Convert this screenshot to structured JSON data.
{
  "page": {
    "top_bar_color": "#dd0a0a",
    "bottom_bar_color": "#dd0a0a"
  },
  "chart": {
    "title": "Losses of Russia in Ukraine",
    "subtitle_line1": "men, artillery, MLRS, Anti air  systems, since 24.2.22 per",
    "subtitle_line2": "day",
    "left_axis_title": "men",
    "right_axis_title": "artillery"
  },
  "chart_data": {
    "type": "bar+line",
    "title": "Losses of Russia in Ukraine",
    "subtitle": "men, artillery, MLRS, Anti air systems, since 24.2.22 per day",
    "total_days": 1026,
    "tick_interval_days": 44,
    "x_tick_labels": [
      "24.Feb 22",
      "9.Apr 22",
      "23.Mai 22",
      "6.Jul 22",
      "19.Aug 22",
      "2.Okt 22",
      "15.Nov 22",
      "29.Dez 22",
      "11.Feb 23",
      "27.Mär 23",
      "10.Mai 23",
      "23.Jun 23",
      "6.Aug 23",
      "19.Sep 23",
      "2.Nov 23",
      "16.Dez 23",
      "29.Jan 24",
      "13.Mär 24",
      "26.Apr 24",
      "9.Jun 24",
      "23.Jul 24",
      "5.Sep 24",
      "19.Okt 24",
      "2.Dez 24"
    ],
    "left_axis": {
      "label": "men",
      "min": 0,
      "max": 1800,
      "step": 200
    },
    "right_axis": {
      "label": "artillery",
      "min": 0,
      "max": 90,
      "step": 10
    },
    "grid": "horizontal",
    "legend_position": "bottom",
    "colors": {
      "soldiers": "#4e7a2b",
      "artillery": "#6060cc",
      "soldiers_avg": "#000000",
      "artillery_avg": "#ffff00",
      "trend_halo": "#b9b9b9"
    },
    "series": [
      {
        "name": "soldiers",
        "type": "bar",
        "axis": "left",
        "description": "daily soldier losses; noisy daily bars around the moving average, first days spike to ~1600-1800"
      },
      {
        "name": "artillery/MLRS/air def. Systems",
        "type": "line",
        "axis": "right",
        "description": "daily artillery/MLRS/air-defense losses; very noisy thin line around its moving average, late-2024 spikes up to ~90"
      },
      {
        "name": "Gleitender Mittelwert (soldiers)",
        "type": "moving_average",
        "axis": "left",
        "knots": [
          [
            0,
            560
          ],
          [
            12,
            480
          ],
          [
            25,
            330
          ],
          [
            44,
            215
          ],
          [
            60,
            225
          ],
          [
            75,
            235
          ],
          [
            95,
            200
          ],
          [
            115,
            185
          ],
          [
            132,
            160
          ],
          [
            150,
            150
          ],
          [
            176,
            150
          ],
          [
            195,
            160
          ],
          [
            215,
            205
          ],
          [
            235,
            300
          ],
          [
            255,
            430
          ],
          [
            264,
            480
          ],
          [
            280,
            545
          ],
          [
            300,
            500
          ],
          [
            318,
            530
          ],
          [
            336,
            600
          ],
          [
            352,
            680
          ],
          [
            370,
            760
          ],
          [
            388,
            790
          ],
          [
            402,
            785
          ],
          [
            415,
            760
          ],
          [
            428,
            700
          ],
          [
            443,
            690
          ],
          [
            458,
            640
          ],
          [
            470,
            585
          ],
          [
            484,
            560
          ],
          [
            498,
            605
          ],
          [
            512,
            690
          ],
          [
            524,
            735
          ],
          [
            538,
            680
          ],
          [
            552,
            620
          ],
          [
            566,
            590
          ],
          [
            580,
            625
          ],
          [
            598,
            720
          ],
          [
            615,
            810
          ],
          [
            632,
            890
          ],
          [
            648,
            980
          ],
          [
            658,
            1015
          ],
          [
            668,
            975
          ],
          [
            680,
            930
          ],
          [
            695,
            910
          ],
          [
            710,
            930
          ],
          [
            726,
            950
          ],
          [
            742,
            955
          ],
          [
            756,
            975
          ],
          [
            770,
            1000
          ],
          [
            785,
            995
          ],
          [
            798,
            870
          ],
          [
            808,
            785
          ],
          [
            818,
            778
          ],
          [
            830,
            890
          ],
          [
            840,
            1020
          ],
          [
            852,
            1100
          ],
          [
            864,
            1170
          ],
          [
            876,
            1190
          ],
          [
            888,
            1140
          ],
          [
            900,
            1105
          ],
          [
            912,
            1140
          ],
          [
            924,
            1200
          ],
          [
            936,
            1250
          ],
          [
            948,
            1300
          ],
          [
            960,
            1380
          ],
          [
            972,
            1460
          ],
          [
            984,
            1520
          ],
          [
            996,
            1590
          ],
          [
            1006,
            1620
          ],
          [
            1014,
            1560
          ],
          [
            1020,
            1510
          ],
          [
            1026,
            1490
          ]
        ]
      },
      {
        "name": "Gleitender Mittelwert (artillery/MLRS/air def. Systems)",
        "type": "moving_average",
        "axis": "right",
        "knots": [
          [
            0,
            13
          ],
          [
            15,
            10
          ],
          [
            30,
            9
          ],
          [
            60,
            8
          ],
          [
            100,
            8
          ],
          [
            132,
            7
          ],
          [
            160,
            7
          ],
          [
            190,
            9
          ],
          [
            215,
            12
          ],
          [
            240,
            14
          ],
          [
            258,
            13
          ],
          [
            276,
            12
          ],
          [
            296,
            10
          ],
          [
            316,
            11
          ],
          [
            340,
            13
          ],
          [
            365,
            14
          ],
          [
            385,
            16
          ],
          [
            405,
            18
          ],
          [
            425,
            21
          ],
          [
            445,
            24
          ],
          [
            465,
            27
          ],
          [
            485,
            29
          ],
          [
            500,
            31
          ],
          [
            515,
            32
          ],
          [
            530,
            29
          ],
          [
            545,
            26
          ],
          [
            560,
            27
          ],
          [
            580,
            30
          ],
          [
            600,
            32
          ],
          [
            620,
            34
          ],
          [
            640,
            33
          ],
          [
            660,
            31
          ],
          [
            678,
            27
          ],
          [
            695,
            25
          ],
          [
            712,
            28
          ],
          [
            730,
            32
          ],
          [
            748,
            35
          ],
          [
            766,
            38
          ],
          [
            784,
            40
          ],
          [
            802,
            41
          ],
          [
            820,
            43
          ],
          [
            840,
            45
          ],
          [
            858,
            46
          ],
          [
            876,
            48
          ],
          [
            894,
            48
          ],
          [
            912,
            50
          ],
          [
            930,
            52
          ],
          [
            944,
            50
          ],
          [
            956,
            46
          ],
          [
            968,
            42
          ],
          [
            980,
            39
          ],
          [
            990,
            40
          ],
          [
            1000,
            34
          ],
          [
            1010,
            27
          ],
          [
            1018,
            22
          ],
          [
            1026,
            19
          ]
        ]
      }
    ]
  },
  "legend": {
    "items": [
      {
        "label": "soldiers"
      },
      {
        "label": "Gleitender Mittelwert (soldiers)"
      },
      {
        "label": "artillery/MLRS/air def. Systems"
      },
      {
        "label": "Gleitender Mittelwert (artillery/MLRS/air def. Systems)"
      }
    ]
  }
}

******

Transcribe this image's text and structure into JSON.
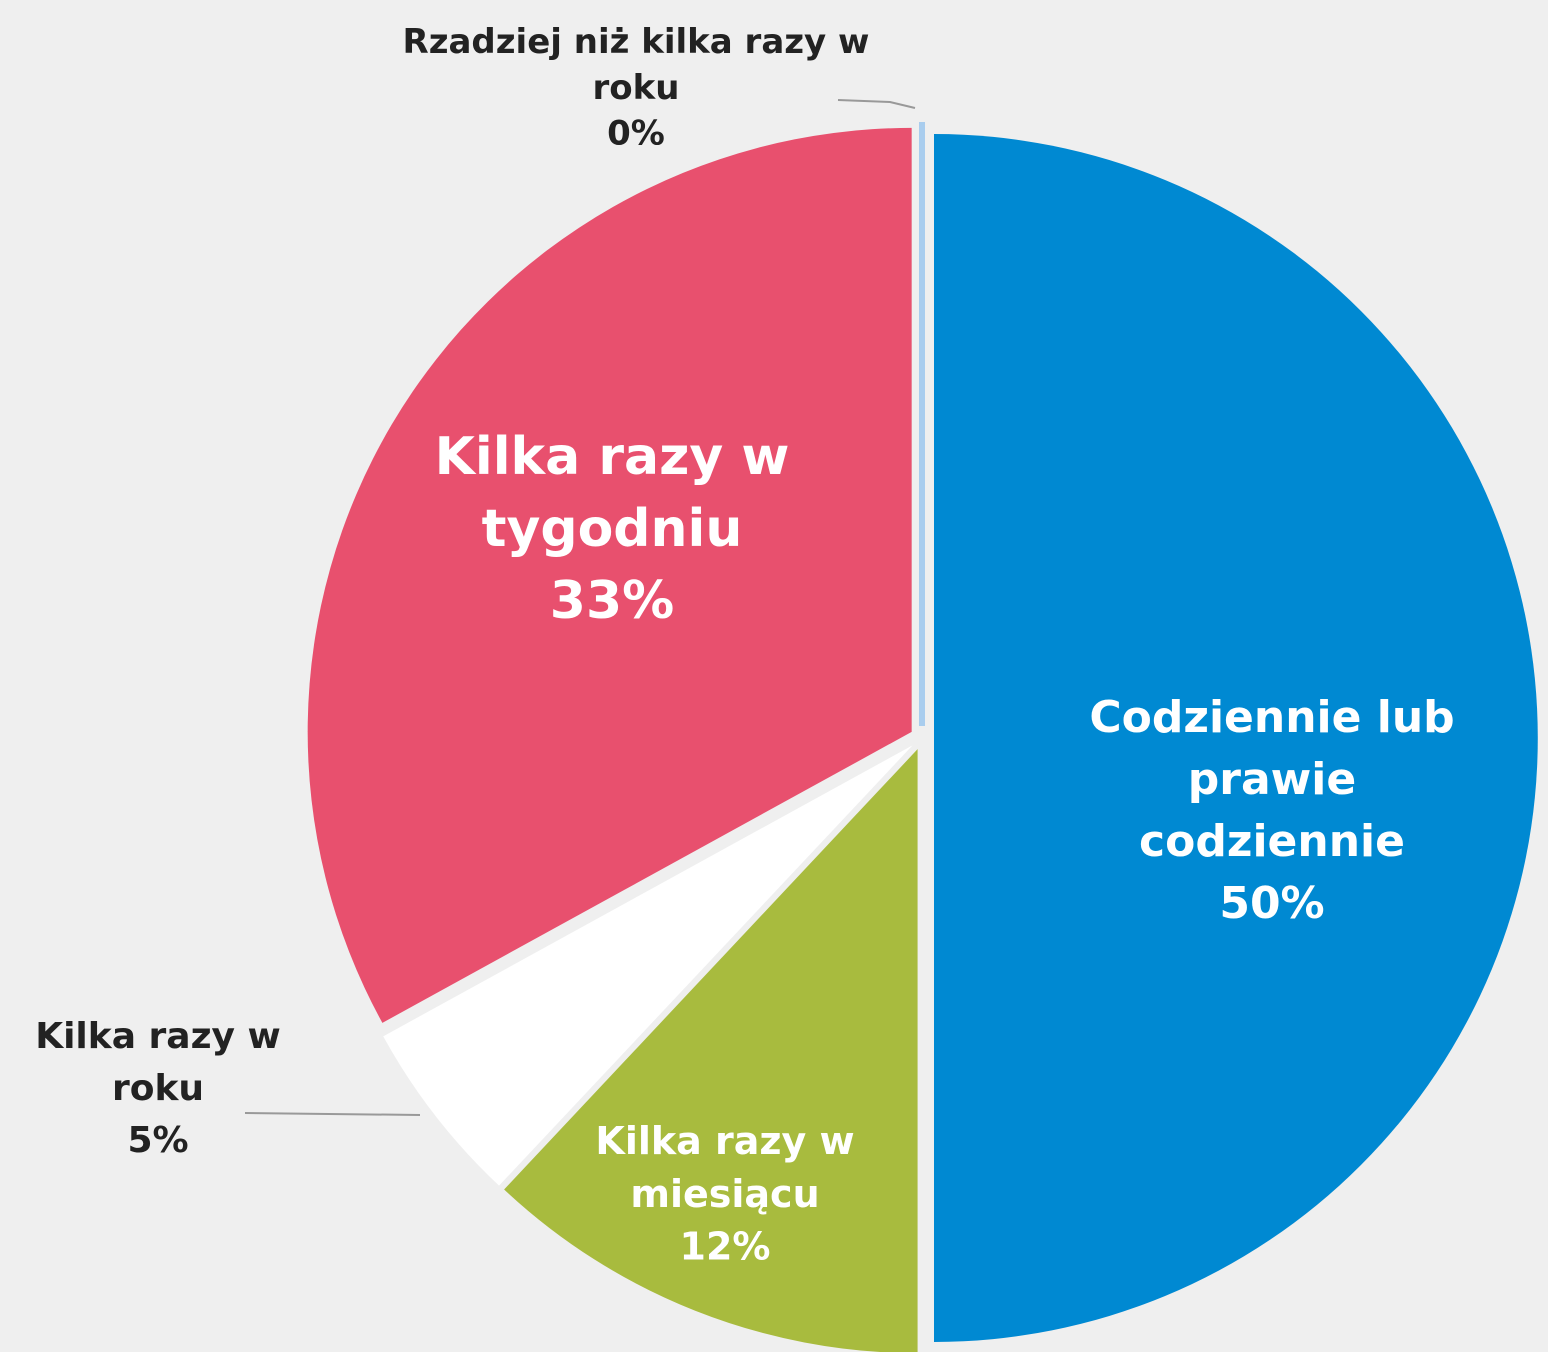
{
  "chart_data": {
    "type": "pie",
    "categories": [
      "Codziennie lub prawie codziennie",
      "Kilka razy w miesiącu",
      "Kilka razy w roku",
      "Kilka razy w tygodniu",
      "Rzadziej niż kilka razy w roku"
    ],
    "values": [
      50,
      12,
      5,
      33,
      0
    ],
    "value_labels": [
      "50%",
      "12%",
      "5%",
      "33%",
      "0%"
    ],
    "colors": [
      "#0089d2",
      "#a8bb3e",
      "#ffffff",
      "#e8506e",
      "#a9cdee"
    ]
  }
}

******

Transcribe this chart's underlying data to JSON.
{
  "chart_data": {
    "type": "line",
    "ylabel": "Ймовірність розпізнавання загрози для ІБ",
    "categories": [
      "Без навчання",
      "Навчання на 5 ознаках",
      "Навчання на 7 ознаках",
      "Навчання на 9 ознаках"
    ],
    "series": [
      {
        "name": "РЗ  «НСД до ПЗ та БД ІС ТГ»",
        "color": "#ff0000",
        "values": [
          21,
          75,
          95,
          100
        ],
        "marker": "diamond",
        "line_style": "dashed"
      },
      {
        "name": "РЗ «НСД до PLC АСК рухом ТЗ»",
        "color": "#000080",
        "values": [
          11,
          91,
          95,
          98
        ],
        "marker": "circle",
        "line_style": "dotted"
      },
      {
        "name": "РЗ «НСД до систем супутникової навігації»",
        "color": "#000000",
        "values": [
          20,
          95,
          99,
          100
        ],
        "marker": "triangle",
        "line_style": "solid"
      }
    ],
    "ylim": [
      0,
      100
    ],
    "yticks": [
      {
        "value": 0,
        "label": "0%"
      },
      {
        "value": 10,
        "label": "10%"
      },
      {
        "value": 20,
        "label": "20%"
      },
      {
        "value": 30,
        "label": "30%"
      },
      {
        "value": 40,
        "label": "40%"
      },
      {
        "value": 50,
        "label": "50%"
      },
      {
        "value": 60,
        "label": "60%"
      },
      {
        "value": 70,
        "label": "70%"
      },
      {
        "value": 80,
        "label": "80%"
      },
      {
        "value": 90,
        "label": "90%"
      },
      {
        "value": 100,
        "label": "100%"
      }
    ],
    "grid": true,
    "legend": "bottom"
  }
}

******

§ Task objective
Provide only the number of lines in the records containing the string "noisy".

§ Written reply
2